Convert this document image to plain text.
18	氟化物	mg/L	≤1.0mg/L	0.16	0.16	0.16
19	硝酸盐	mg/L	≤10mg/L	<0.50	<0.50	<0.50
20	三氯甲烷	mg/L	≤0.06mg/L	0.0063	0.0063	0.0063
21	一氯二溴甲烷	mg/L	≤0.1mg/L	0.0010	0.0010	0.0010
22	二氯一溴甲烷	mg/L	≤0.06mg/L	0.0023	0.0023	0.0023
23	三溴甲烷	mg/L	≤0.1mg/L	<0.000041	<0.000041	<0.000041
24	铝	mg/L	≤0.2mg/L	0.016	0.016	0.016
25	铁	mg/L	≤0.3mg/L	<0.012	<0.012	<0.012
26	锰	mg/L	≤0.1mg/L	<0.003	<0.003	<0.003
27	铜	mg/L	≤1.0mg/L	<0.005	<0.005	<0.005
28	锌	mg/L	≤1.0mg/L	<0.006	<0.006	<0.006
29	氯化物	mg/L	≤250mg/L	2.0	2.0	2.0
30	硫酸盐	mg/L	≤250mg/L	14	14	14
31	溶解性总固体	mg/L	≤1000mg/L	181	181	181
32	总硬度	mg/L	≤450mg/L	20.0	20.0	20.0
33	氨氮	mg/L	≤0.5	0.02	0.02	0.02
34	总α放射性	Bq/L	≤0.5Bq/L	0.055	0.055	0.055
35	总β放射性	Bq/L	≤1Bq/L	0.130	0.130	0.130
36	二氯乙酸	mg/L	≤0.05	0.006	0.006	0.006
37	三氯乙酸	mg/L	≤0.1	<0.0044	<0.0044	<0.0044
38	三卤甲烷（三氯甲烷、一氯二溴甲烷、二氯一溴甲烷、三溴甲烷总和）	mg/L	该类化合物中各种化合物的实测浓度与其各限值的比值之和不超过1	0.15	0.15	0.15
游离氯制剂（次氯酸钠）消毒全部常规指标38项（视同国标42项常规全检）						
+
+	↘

(Direction): Extract the complete listing verbatim.

(Written answer):
Convert this document image to plain text.
18	氟化物	mg/L	≤1.0mg/L	0.16	0.16	0.16
19	硝酸盐	mg/L	≤10mg/L	<0.50	<0.50	<0.50
20	三氯甲烷	mg/L	≤0.06mg/L	0.0063	0.0063	0.0063
21	一氯二溴甲烷	mg/L	≤0.1mg/L	0.0010	0.0010	0.0010
22	二氯一溴甲烷	mg/L	≤0.06mg/L	0.0023	0.0023	0.0023
23	三溴甲烷	mg/L	≤0.1mg/L	<0.000041	<0.000041	<0.000041
24	铝	mg/L	≤0.2mg/L	0.016	0.016	0.016
25	铁	mg/L	≤0.3mg/L	<0.012	<0.012	<0.012
26	锰	mg/L	≤0.1mg/L	<0.003	<0.003	<0.003
27	铜	mg/L	≤1.0mg/L	<0.005	<0.005	<0.005
28	锌	mg/L	≤1.0mg/L	<0.006	<0.006	<0.006
29	氯化物	mg/L	≤250mg/L	2.0	2.0	2.0
30	硫酸盐	mg/L	≤250mg/L	14	14	14
31	溶解性总固体	mg/L	≤1000mg/L	181	181	181
32	总硬度	mg/L	≤450mg/L	20.0	20.0	20.0
33	氨氮	mg/L	≤0.5	0.02	0.02	0.02
34	总α放射性	Bq/L	≤0.5Bq/L	0.055	0.055	0.055
35	总β放射性	Bq/L	≤1Bq/L	0.130	0.130	0.130
36	二氯乙酸	mg/L	≤0.05	0.006	0.006	0.006
37	三氯乙酸	mg/L	≤0.1	<0.0044	<0.0044	<0.0044
38	三卤甲烷（三氯甲烷、一氯二溴甲烷、二氯一溴甲烷、三溴甲烷总和）	mg/L	该类化合物中各种化合物的实测浓度与其各限值的比值之和不超过1	0.15	0.15	0.15
游离氯制剂（次氯酸钠）消毒全部常规指标38项（视同国标42项常规全检）						
+
+	↘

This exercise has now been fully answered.